■ TASK INSTRUCTIONS: Write out all records as given; omit images.

====

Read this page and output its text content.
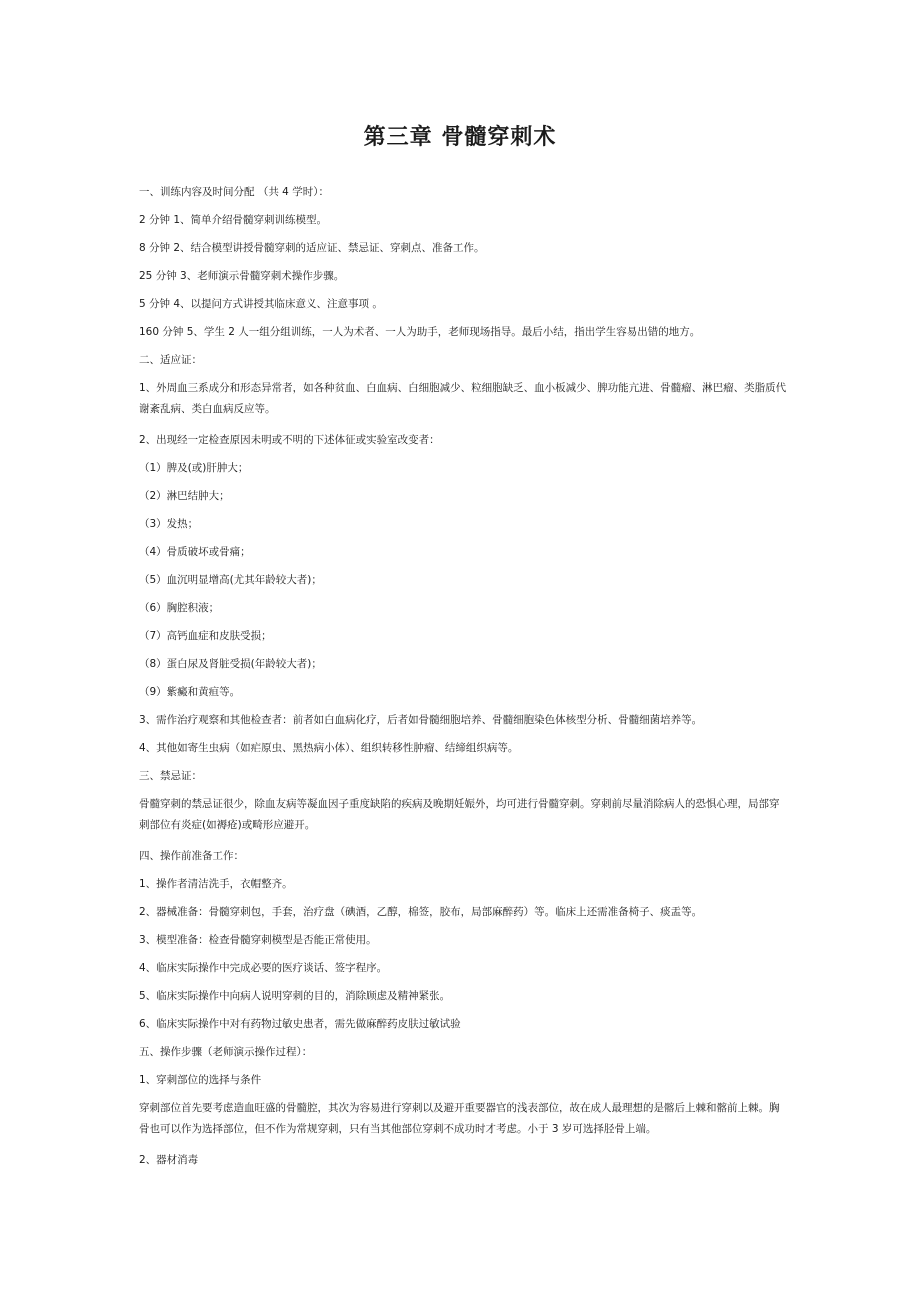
第三章 骨髓穿刺术

一、训练内容及时间分配 （共 4 学时）：

2 分钟 1、简单介绍骨髓穿刺训练模型。

8 分钟 2、结合模型讲授骨髓穿刺的适应证、禁忌证、穿刺点、准备工作。

25 分钟 3、老师演示骨髓穿刺术操作步骤。

5 分钟 4、以提问方式讲授其临床意义、注意事项 。

160 分钟 5、学生 2 人一组分组训练，一人为术者、一人为助手，老师现场指导。最后小结，指出学生容易出错的地方。

二、适应证：

1、外周血三系成分和形态异常者，如各种贫血、白血病、白细胞减少、粒细胞缺乏、血小板减少、脾功能亢进、骨髓瘤、淋巴瘤、类脂质代谢紊乱病、类白血病反应等。

2、出现经一定检查原因未明或不明的下述体征或实验室改变者：

（1）脾及(或)肝肿大；

（2）淋巴结肿大；

（3）发热；

（4）骨质破坏或骨痛；

（5）血沉明显增高(尤其年龄较大者)；

（6）胸腔积液；

（7）高钙血症和皮肤受损；

（8）蛋白尿及肾脏受损(年龄较大者)；

（9）紫癜和黄疸等。

3、需作治疗观察和其他检查者：前者如白血病化疗，后者如骨髓细胞培养、骨髓细胞染色体核型分析、骨髓细菌培养等。

4、其他如寄生虫病（如疟原虫、黑热病小体）、组织转移性肿瘤、结缔组织病等。

三、禁忌证：

骨髓穿刺的禁忌证很少，除血友病等凝血因子重度缺陷的疾病及晚期妊娠外，均可进行骨髓穿刺。穿刺前尽量消除病人的恐惧心理，局部穿刺部位有炎症(如褥疮)或畸形应避开。

四、操作前准备工作：

1、操作者清洁洗手，衣帽整齐。

2、器械准备：骨髓穿刺包，手套，治疗盘（碘酒，乙醇，棉签，胶布，局部麻醉药）等。临床上还需准备椅子、痰盂等。

3、模型准备：检查骨髓穿刺模型是否能正常使用。

4、临床实际操作中完成必要的医疗谈话、签字程序。

5、临床实际操作中向病人说明穿刺的目的，消除顾虑及精神紧张。

6、临床实际操作中对有药物过敏史患者，需先做麻醉药皮肤过敏试验

五、操作步骤（老师演示操作过程）：

1、穿刺部位的选择与条件

穿刺部位首先要考虑造血旺盛的骨髓腔，其次为容易进行穿刺以及避开重要器官的浅表部位，故在成人最理想的是髂后上棘和髂前上棘。胸骨也可以作为选择部位，但不作为常规穿刺，只有当其他部位穿刺不成功时才考虑。小于 3 岁可选择胫骨上端。

2、器材消毒
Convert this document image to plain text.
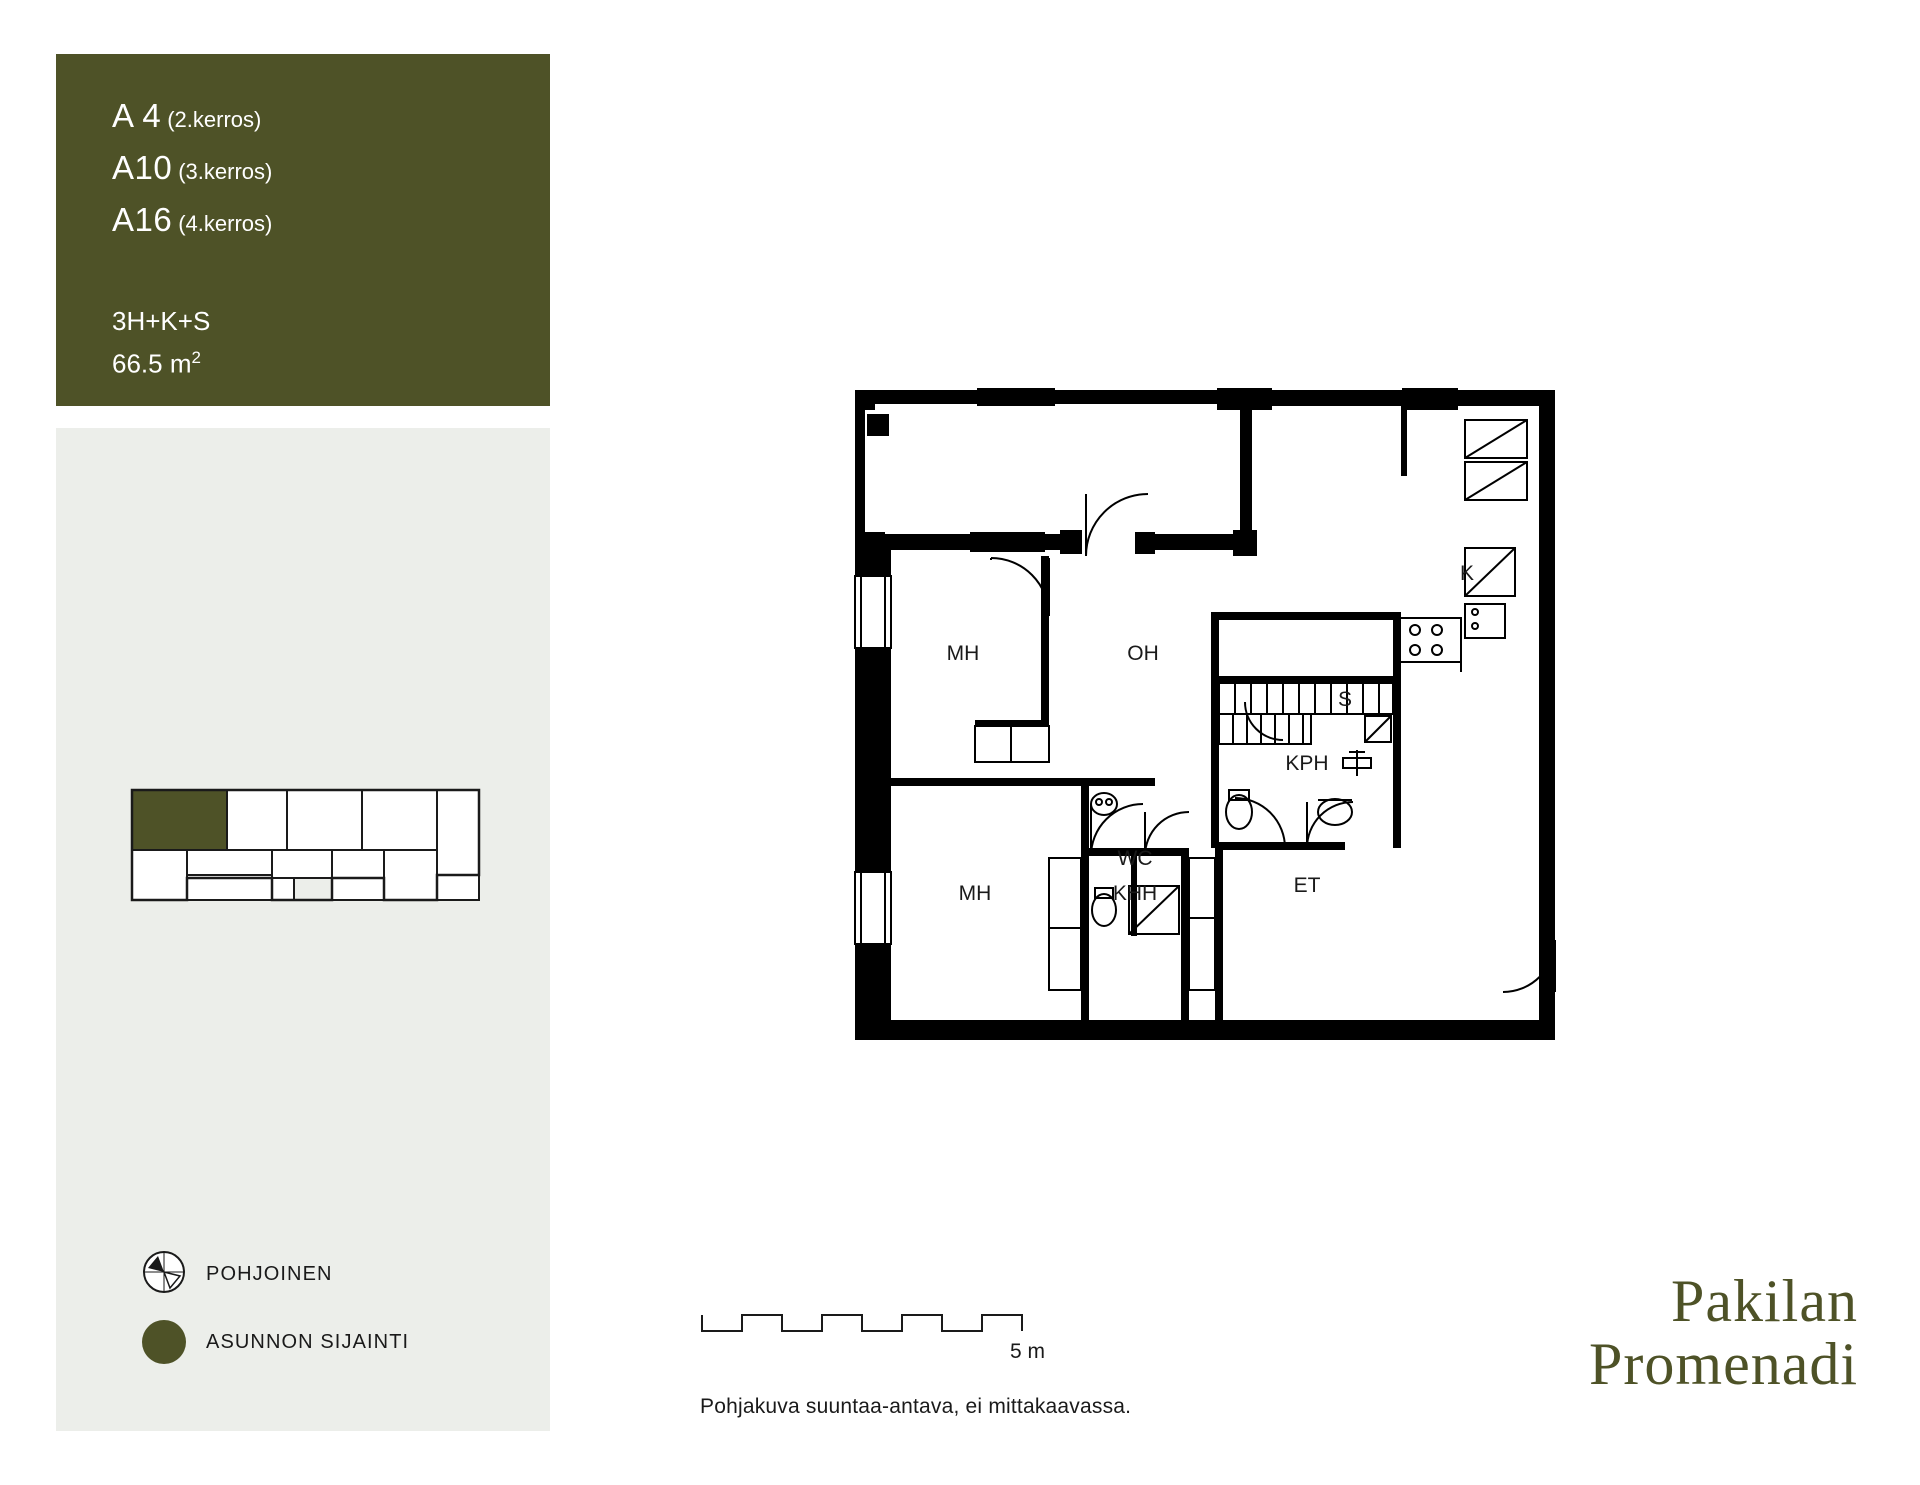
A 4 (2.kerros)
A10 (3.kerros)
A16 (4.kerros)
3H+K+S
66.5 $m^2$
POHJOINEN
ASUNNON SIJAINTI
K
MH	OH
S
KPH
MH
WC
KHH	ET
5 m
Pohjakuva suuntaa-antava, ei mittakaavassa.
Pakilan
Promenadi
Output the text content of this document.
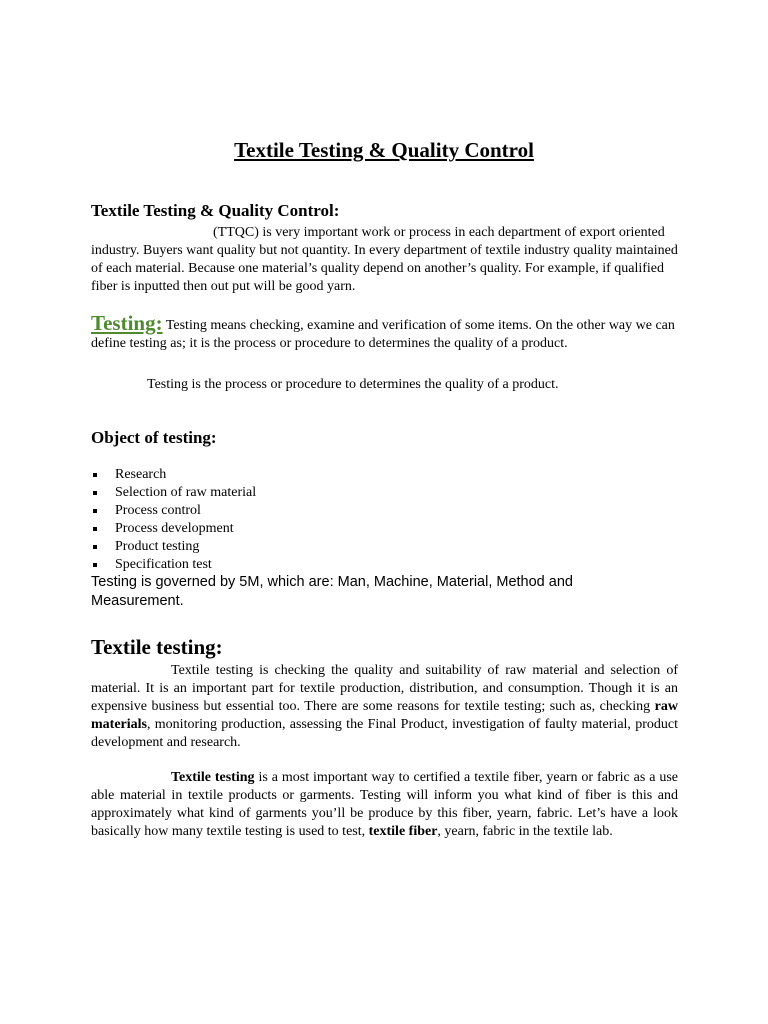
Textile Testing & Quality Control
Textile Testing & Quality Control:

(TTQC) is very important work or process in each department of export oriented industry. Buyers want quality but not quantity. In every department of textile industry quality maintained of each material. Because one material’s quality depend on another’s quality. For example, if qualified fiber is inputted then out put will be good yarn.

Testing: Testing means checking, examine and verification of some items. On the other way we can define testing as; it is the process or procedure to determines the quality of a product.

Testing is the process or procedure to determines the quality of a product.

Object of testing:
Research
Selection of raw material
Process control
Process development
Product testing
Specification test

Testing is governed by 5M, which are: Man, Machine, Material, Method and Measurement.

Textile testing:

Textile testing is checking the quality and suitability of raw material and selection of material. It is an important part for textile production, distribution, and consumption. Though it is an expensive business but essential too. There are some reasons for textile testing; such as, checking raw materials, monitoring production, assessing the Final Product, investigation of faulty material, product development and research.

Textile testing is a most important way to certified a textile fiber, yearn or fabric as a use able material in textile products or garments. Testing will inform you what kind of fiber is this and approximately what kind of garments you’ll be produce by this fiber, yearn, fabric. Let’s have a look basically how many textile testing is used to test, textile fiber, yearn, fabric in the textile lab.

====

■ ANSWER BELOW:
Read this page and output its text content.
第三章 骨髓穿刺术

一、训练内容及时间分配 （共 4 学时）：

2 分钟 1、简单介绍骨髓穿刺训练模型。

8 分钟 2、结合模型讲授骨髓穿刺的适应证、禁忌证、穿刺点、准备工作。

25 分钟 3、老师演示骨髓穿刺术操作步骤。

5 分钟 4、以提问方式讲授其临床意义、注意事项 。

160 分钟 5、学生 2 人一组分组训练，一人为术者、一人为助手，老师现场指导。最后小结，指出学生容易出错的地方。

二、适应证：

1、外周血三系成分和形态异常者，如各种贫血、白血病、白细胞减少、粒细胞缺乏、血小板减少、脾功能亢进、骨髓瘤、淋巴瘤、类脂质代谢紊乱病、类白血病反应等。

2、出现经一定检查原因未明或不明的下述体征或实验室改变者：

（1）脾及(或)肝肿大；

（2）淋巴结肿大；

（3）发热；

（4）骨质破坏或骨痛；

（5）血沉明显增高(尤其年龄较大者)；

（6）胸腔积液；

（7）高钙血症和皮肤受损；

（8）蛋白尿及肾脏受损(年龄较大者)；

（9）紫癜和黄疸等。

3、需作治疗观察和其他检查者：前者如白血病化疗，后者如骨髓细胞培养、骨髓细胞染色体核型分析、骨髓细菌培养等。

4、其他如寄生虫病（如疟原虫、黑热病小体）、组织转移性肿瘤、结缔组织病等。

三、禁忌证：

骨髓穿刺的禁忌证很少，除血友病等凝血因子重度缺陷的疾病及晚期妊娠外，均可进行骨髓穿刺。穿刺前尽量消除病人的恐惧心理，局部穿刺部位有炎症(如褥疮)或畸形应避开。

四、操作前准备工作：

1、操作者清洁洗手，衣帽整齐。

2、器械准备：骨髓穿刺包，手套，治疗盘（碘酒，乙醇，棉签，胶布，局部麻醉药）等。临床上还需准备椅子、痰盂等。

3、模型准备：检查骨髓穿刺模型是否能正常使用。

4、临床实际操作中完成必要的医疗谈话、签字程序。

5、临床实际操作中向病人说明穿刺的目的，消除顾虑及精神紧张。

6、临床实际操作中对有药物过敏史患者，需先做麻醉药皮肤过敏试验

五、操作步骤（老师演示操作过程）：

1、穿刺部位的选择与条件

穿刺部位首先要考虑造血旺盛的骨髓腔，其次为容易进行穿刺以及避开重要器官的浅表部位，故在成人最理想的是髂后上棘和髂前上棘。胸骨也可以作为选择部位，但不作为常规穿刺，只有当其他部位穿刺不成功时才考虑。小于 3 岁可选择胫骨上端。

2、器材消毒
Convert this document image to plain text.
A 4 (2.kerros)
A10 (3.kerros)
A16 (4.kerros)
3H+K+S
66.5 $m^2$
POHJOINEN
ASUNNON SIJAINTI
K
MH	OH
S
KPH
MH
WC
KHH	ET
5 m
Pohjakuva suuntaa-antava, ei mittakaavassa.
Pakilan
Promenadi
Output the text content of this document.
Textile Testing & Quality Control
Textile Testing & Quality Control:

(TTQC) is very important work or process in each department of export oriented industry. Buyers want quality but not quantity. In every department of textile industry quality maintained of each material. Because one material’s quality depend on another’s quality. For example, if qualified fiber is inputted then out put will be good yarn.

Testing: Testing means checking, examine and verification of some items. On the other way we can define testing as; it is the process or procedure to determines the quality of a product.

Testing is the process or procedure to determines the quality of a product.

Object of testing:
Research
Selection of raw material
Process control
Process development
Product testing
Specification test

Testing is governed by 5M, which are: Man, Machine, Material, Method and Measurement.

Textile testing:

Textile testing is checking the quality and suitability of raw material and selection of material. It is an important part for textile production, distribution, and consumption. Though it is an expensive business but essential too. There are some reasons for textile testing; such as, checking raw materials, monitoring production, assessing the Final Product, investigation of faulty material, product development and research.

Textile testing is a most important way to certified a textile fiber, yearn or fabric as a use able material in textile products or garments. Testing will inform you what kind of fiber is this and approximately what kind of garments you’ll be produce by this fiber, yearn, fabric. Let’s have a look basically how many textile testing is used to test, textile fiber, yearn, fabric in the textile lab.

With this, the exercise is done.